#### WRITTEN EXERCISE
Rewrite every line of the data below, swapping "board-moderator" for "forum-moderator" wherever it occurs and leaving everything else unchanged.

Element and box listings
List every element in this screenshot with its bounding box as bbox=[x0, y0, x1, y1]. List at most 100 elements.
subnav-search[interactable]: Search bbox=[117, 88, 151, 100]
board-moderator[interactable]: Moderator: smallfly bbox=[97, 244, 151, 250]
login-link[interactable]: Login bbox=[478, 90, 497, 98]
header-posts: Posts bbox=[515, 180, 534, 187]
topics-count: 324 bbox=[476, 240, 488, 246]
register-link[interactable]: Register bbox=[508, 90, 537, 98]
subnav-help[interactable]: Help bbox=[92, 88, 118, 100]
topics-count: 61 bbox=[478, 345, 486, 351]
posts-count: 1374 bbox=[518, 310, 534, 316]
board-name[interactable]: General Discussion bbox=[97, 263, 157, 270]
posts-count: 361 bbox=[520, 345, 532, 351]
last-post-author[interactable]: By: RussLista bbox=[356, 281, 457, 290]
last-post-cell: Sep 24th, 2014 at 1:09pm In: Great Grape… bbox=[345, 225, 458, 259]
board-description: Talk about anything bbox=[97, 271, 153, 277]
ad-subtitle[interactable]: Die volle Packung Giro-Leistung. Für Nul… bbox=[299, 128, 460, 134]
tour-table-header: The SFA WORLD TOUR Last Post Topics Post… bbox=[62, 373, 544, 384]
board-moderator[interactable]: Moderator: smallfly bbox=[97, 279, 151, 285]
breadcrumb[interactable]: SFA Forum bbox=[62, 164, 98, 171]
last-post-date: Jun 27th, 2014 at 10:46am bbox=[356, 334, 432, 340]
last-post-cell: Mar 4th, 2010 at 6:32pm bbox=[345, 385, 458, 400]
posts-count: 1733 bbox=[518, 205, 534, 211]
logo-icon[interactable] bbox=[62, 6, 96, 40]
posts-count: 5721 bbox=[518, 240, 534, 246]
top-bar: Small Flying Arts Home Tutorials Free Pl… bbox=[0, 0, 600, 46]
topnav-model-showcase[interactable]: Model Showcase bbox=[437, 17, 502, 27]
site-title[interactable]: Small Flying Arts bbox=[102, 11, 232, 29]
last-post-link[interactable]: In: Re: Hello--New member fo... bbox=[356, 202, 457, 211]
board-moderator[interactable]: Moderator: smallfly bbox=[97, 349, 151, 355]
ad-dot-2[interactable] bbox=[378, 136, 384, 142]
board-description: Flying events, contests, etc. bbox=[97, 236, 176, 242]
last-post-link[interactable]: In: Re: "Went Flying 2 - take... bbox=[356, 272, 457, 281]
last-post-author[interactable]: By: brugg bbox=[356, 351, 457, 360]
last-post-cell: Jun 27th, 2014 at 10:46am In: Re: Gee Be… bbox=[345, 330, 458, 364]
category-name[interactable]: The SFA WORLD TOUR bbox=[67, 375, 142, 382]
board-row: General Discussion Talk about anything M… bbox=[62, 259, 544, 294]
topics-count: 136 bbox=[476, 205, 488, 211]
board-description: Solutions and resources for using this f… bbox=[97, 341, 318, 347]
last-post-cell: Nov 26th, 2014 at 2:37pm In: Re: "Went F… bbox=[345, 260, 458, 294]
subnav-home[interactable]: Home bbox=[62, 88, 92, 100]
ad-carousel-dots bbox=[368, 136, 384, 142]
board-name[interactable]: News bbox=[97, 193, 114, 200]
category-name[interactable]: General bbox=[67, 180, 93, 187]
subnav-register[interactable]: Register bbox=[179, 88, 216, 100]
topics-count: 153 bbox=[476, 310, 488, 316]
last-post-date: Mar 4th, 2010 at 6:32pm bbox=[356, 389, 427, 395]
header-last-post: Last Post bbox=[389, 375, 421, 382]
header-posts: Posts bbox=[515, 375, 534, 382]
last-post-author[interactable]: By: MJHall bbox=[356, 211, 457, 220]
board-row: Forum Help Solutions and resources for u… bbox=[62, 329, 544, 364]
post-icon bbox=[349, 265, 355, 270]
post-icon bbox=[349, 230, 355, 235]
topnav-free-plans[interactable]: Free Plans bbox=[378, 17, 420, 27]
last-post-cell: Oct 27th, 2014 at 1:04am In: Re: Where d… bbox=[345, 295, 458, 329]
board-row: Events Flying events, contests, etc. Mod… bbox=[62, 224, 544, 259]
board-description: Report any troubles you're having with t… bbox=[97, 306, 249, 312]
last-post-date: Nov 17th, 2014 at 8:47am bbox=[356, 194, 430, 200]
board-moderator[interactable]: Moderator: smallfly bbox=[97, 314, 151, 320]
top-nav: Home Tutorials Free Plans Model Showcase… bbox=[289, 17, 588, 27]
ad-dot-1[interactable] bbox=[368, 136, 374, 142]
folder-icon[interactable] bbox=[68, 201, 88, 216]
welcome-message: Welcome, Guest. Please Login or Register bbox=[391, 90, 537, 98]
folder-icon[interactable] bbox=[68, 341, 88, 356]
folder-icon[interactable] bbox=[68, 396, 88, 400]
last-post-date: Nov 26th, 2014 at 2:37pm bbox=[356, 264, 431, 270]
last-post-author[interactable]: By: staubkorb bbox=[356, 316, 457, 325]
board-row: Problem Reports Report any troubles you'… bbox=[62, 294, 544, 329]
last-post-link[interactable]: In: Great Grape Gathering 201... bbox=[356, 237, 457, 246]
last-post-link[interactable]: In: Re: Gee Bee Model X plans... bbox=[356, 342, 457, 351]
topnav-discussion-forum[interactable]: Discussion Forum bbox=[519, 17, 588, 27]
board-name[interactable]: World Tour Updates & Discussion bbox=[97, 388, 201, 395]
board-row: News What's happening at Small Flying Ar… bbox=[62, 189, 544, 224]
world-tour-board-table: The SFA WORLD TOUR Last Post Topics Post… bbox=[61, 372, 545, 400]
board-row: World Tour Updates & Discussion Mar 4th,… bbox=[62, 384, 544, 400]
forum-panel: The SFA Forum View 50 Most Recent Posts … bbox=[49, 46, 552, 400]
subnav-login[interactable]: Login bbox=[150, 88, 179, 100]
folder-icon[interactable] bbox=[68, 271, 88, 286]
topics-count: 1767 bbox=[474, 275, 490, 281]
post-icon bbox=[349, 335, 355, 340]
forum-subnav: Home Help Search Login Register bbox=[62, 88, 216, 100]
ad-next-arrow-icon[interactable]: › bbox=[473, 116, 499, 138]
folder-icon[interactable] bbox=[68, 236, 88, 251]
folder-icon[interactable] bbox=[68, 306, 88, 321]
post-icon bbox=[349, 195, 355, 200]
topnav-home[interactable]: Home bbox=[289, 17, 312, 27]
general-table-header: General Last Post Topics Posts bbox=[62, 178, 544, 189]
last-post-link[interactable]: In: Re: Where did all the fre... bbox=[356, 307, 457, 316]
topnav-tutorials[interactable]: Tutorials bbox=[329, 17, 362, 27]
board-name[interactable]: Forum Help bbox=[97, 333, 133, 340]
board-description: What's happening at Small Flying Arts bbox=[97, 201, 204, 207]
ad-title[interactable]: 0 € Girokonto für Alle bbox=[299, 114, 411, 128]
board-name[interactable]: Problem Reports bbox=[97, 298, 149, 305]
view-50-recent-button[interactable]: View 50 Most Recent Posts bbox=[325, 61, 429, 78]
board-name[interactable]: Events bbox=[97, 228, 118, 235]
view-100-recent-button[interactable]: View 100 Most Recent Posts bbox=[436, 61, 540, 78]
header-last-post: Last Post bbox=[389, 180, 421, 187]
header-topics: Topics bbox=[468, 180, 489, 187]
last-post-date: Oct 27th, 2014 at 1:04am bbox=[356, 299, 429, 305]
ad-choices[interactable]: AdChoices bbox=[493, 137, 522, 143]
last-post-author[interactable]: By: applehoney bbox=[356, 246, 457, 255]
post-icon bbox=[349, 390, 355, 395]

#### RESPONSE TO THE TASK
List every element in this screenshot with its bounding box as bbox=[x0, y0, x1, y1]. List at most 100 elements.
subnav-search[interactable]: Search bbox=[117, 88, 151, 100]
forum-moderator[interactable]: Moderator: smallfly bbox=[97, 244, 151, 250]
login-link[interactable]: Login bbox=[478, 90, 497, 98]
header-posts: Posts bbox=[515, 180, 534, 187]
topics-count: 324 bbox=[476, 240, 488, 246]
register-link[interactable]: Register bbox=[508, 90, 537, 98]
subnav-help[interactable]: Help bbox=[92, 88, 118, 100]
topics-count: 61 bbox=[478, 345, 486, 351]
posts-count: 1374 bbox=[518, 310, 534, 316]
board-name[interactable]: General Discussion bbox=[97, 263, 157, 270]
posts-count: 361 bbox=[520, 345, 532, 351]
last-post-author[interactable]: By: RussLista bbox=[356, 281, 457, 290]
last-post-cell: Sep 24th, 2014 at 1:09pm In: Great Grape… bbox=[345, 225, 458, 259]
board-description: Talk about anything bbox=[97, 271, 153, 277]
ad-subtitle[interactable]: Die volle Packung Giro-Leistung. Für Nul… bbox=[299, 128, 460, 134]
tour-table-header: The SFA WORLD TOUR Last Post Topics Post… bbox=[62, 373, 544, 384]
forum-moderator[interactable]: Moderator: smallfly bbox=[97, 279, 151, 285]
breadcrumb[interactable]: SFA Forum bbox=[62, 164, 98, 171]
last-post-date: Jun 27th, 2014 at 10:46am bbox=[356, 334, 432, 340]
last-post-cell: Mar 4th, 2010 at 6:32pm bbox=[345, 385, 458, 400]
posts-count: 1733 bbox=[518, 205, 534, 211]
logo-icon[interactable] bbox=[62, 6, 96, 40]
posts-count: 5721 bbox=[518, 240, 534, 246]
top-bar: Small Flying Arts Home Tutorials Free Pl… bbox=[0, 0, 600, 46]
topnav-model-showcase[interactable]: Model Showcase bbox=[437, 17, 502, 27]
site-title[interactable]: Small Flying Arts bbox=[102, 11, 232, 29]
last-post-link[interactable]: In: Re: Hello--New member fo... bbox=[356, 202, 457, 211]
forum-moderator[interactable]: Moderator: smallfly bbox=[97, 349, 151, 355]
ad-dot-2[interactable] bbox=[378, 136, 384, 142]
board-description: Flying events, contests, etc. bbox=[97, 236, 176, 242]
last-post-link[interactable]: In: Re: "Went Flying 2 - take... bbox=[356, 272, 457, 281]
last-post-author[interactable]: By: brugg bbox=[356, 351, 457, 360]
last-post-cell: Jun 27th, 2014 at 10:46am In: Re: Gee Be… bbox=[345, 330, 458, 364]
category-name[interactable]: The SFA WORLD TOUR bbox=[67, 375, 142, 382]
board-row: General Discussion Talk about anything M… bbox=[62, 259, 544, 294]
topics-count: 136 bbox=[476, 205, 488, 211]
board-description: Solutions and resources for using this f… bbox=[97, 341, 318, 347]
last-post-cell: Nov 26th, 2014 at 2:37pm In: Re: "Went F… bbox=[345, 260, 458, 294]
subnav-home[interactable]: Home bbox=[62, 88, 92, 100]
ad-carousel-dots bbox=[368, 136, 384, 142]
board-name[interactable]: News bbox=[97, 193, 114, 200]
category-name[interactable]: General bbox=[67, 180, 93, 187]
subnav-register[interactable]: Register bbox=[179, 88, 216, 100]
topics-count: 153 bbox=[476, 310, 488, 316]
last-post-date: Mar 4th, 2010 at 6:32pm bbox=[356, 389, 427, 395]
header-last-post: Last Post bbox=[389, 375, 421, 382]
header-posts: Posts bbox=[515, 375, 534, 382]
last-post-author[interactable]: By: MJHall bbox=[356, 211, 457, 220]
board-row: Forum Help Solutions and resources for u… bbox=[62, 329, 544, 364]
post-icon bbox=[349, 265, 355, 270]
post-icon bbox=[349, 230, 355, 235]
topnav-free-plans[interactable]: Free Plans bbox=[378, 17, 420, 27]
last-post-cell: Oct 27th, 2014 at 1:04am In: Re: Where d… bbox=[345, 295, 458, 329]
board-row: Events Flying events, contests, etc. Mod… bbox=[62, 224, 544, 259]
board-description: Report any troubles you're having with t… bbox=[97, 306, 249, 312]
last-post-date: Nov 17th, 2014 at 8:47am bbox=[356, 194, 430, 200]
forum-moderator[interactable]: Moderator: smallfly bbox=[97, 314, 151, 320]
top-nav: Home Tutorials Free Plans Model Showcase… bbox=[289, 17, 588, 27]
ad-dot-1[interactable] bbox=[368, 136, 374, 142]
folder-icon[interactable] bbox=[68, 201, 88, 216]
welcome-message: Welcome, Guest. Please Login or Register bbox=[391, 90, 537, 98]
folder-icon[interactable] bbox=[68, 341, 88, 356]
folder-icon[interactable] bbox=[68, 396, 88, 400]
last-post-date: Nov 26th, 2014 at 2:37pm bbox=[356, 264, 431, 270]
last-post-author[interactable]: By: staubkorb bbox=[356, 316, 457, 325]
board-row: Problem Reports Report any troubles you'… bbox=[62, 294, 544, 329]
last-post-link[interactable]: In: Great Grape Gathering 201... bbox=[356, 237, 457, 246]
last-post-link[interactable]: In: Re: Gee Bee Model X plans... bbox=[356, 342, 457, 351]
topnav-discussion-forum[interactable]: Discussion Forum bbox=[519, 17, 588, 27]
board-name[interactable]: World Tour Updates & Discussion bbox=[97, 388, 201, 395]
board-row: News What's happening at Small Flying Ar… bbox=[62, 189, 544, 224]
world-tour-board-table: The SFA WORLD TOUR Last Post Topics Post… bbox=[61, 372, 545, 400]
board-row: World Tour Updates & Discussion Mar 4th,… bbox=[62, 384, 544, 400]
forum-panel: The SFA Forum View 50 Most Recent Posts … bbox=[49, 46, 552, 400]
subnav-login[interactable]: Login bbox=[150, 88, 179, 100]
folder-icon[interactable] bbox=[68, 271, 88, 286]
topics-count: 1767 bbox=[474, 275, 490, 281]
post-icon bbox=[349, 335, 355, 340]
forum-subnav: Home Help Search Login Register bbox=[62, 88, 216, 100]
ad-next-arrow-icon[interactable]: › bbox=[473, 116, 499, 138]
folder-icon[interactable] bbox=[68, 236, 88, 251]
folder-icon[interactable] bbox=[68, 306, 88, 321]
post-icon bbox=[349, 195, 355, 200]
topnav-home[interactable]: Home bbox=[289, 17, 312, 27]
general-table-header: General Last Post Topics Posts bbox=[62, 178, 544, 189]
last-post-link[interactable]: In: Re: Where did all the fre... bbox=[356, 307, 457, 316]
topnav-tutorials[interactable]: Tutorials bbox=[329, 17, 362, 27]
board-name[interactable]: Forum Help bbox=[97, 333, 133, 340]
board-description: What's happening at Small Flying Arts bbox=[97, 201, 204, 207]
ad-title[interactable]: 0 € Girokonto für Alle bbox=[299, 114, 411, 128]
board-name[interactable]: Problem Reports bbox=[97, 298, 149, 305]
view-50-recent-button[interactable]: View 50 Most Recent Posts bbox=[325, 61, 429, 78]
board-name[interactable]: Events bbox=[97, 228, 118, 235]
view-100-recent-button[interactable]: View 100 Most Recent Posts bbox=[436, 61, 540, 78]
header-last-post: Last Post bbox=[389, 180, 421, 187]
header-topics: Topics bbox=[468, 180, 489, 187]
last-post-date: Oct 27th, 2014 at 1:04am bbox=[356, 299, 429, 305]
ad-choices[interactable]: AdChoices bbox=[493, 137, 522, 143]
last-post-author[interactable]: By: applehoney bbox=[356, 246, 457, 255]
post-icon bbox=[349, 390, 355, 395]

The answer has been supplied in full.